== RECORDS SUPPLIED

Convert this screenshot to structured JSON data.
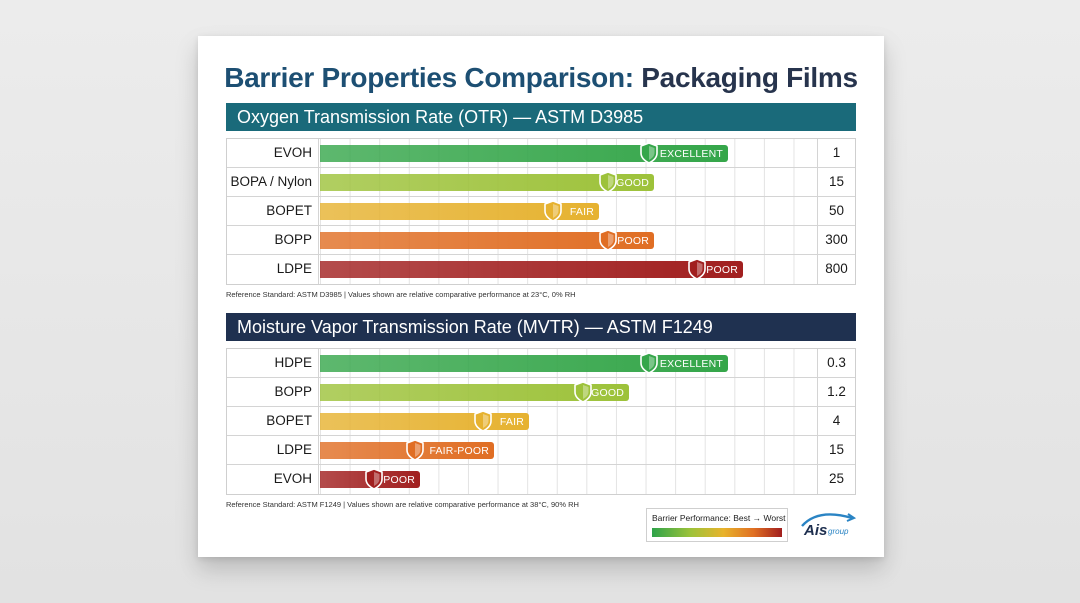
{
  "title_main": "Barrier Properties Comparison:",
  "title_accent": "Packaging Films",
  "chart_data": [
    {
      "type": "bar",
      "title": "Oxygen Transmission Rate (OTR) — ASTM D3985",
      "categories": [
        "EVOH",
        "BOPA / Nylon",
        "BOPET",
        "BOPP",
        "LDPE"
      ],
      "values": [
        1,
        15,
        50,
        300,
        800
      ],
      "bar_extent": [
        0.82,
        0.67,
        0.56,
        0.67,
        0.85
      ],
      "ratings": [
        "EXCELLENT",
        "GOOD",
        "FAIR",
        "POOR",
        "POOR"
      ],
      "colors": [
        "#35a64a",
        "#9dc23a",
        "#e6b230",
        "#e06e24",
        "#a11f1f"
      ],
      "footnote": "Reference Standard: ASTM D3985 | Values shown are relative comparative performance at 23°C, 0% RH"
    },
    {
      "type": "bar",
      "title": "Moisture Vapor Transmission Rate (MVTR) — ASTM F1249",
      "categories": [
        "HDPE",
        "BOPP",
        "BOPET",
        "LDPE",
        "EVOH"
      ],
      "values": [
        0.3,
        1.2,
        4,
        15,
        25
      ],
      "bar_extent": [
        0.82,
        0.62,
        0.42,
        0.35,
        0.2
      ],
      "ratings": [
        "EXCELLENT",
        "GOOD",
        "FAIR",
        "FAIR-POOR",
        "POOR"
      ],
      "colors": [
        "#35a64a",
        "#9dc23a",
        "#e6b230",
        "#e06e24",
        "#a11f1f"
      ],
      "footnote": "Reference Standard: ASTM F1249 | Values shown are relative comparative performance at 38°C, 90% RH"
    }
  ],
  "legend": {
    "label": "Barrier Performance: Best → Worst"
  },
  "logo": {
    "main": "Ais",
    "sub": "group"
  }
}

====

EXERCISE GOAL: Display every line of the listing that contains the string "comparative".

EXERCISE OUTPUT:
      "footnote": "Reference Standard: ASTM D3985 | Values shown are relative comparative performance at 23°C, 0% RH"
      "footnote": "Reference Standard: ASTM F1249 | Values shown are relative comparative performance at 38°C, 90% RH"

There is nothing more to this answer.